=== SHORT TASK ===
Find the lines below that contain the string "JSON". Copy each one.

=== GIVEN ENTRIES ===

..............................

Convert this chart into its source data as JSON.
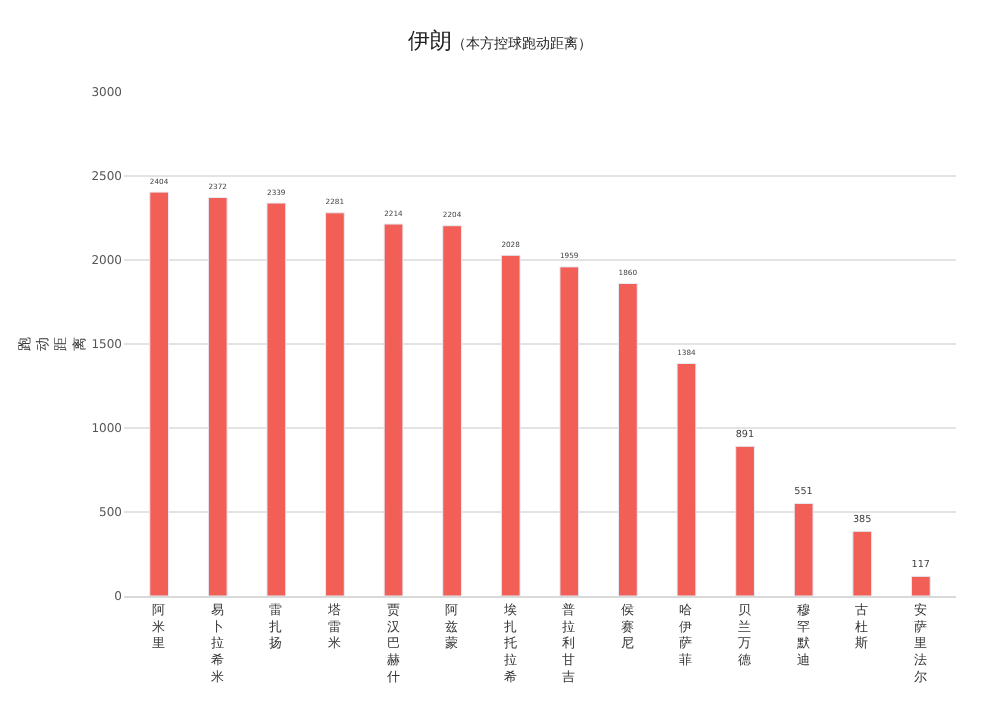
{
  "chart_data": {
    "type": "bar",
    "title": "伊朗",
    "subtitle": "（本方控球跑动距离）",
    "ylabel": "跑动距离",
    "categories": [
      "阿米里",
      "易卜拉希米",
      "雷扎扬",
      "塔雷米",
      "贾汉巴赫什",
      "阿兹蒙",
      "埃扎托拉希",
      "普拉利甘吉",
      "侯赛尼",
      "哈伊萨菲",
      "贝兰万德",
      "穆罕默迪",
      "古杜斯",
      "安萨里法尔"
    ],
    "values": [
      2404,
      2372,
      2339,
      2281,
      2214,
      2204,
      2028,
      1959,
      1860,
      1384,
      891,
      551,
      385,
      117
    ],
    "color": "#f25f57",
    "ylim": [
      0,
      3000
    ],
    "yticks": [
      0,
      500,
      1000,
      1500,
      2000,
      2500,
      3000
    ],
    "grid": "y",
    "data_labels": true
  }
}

..............................

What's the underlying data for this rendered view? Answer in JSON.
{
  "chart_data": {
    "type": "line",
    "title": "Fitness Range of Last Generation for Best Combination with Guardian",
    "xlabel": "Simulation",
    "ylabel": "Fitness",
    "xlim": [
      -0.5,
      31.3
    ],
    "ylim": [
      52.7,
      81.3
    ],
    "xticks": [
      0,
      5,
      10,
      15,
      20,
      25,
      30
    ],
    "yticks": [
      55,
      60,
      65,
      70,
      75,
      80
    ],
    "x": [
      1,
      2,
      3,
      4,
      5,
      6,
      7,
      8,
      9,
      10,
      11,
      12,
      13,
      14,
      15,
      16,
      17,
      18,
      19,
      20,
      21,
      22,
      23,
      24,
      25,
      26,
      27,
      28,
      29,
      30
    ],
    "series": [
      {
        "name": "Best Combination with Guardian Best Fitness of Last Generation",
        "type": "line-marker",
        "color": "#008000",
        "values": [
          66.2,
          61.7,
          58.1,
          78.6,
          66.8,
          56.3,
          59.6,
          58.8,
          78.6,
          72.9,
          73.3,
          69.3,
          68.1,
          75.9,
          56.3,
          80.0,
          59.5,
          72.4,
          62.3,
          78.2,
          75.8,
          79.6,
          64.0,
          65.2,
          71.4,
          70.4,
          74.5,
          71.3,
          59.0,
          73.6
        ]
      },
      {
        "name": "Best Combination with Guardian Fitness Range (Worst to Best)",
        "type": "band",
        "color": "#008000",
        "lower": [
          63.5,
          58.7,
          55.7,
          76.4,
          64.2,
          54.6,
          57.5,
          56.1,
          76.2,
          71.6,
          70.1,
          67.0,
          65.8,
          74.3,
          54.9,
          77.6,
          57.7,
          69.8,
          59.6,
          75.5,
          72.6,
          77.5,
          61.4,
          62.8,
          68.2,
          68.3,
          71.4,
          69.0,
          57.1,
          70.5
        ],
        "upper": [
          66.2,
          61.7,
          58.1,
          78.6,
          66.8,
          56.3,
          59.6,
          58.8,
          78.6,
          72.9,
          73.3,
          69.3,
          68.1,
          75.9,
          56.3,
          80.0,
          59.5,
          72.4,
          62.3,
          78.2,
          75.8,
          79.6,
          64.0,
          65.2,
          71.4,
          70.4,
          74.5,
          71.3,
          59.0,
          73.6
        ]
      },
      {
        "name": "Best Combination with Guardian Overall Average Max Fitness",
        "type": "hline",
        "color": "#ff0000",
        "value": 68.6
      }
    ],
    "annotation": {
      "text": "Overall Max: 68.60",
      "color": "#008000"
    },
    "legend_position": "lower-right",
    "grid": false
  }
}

..............................

=== FULL RESPONSE ===
Convert this chart into its source data as JSON.
What's the underlying data for this rendered view? Answer in JSON.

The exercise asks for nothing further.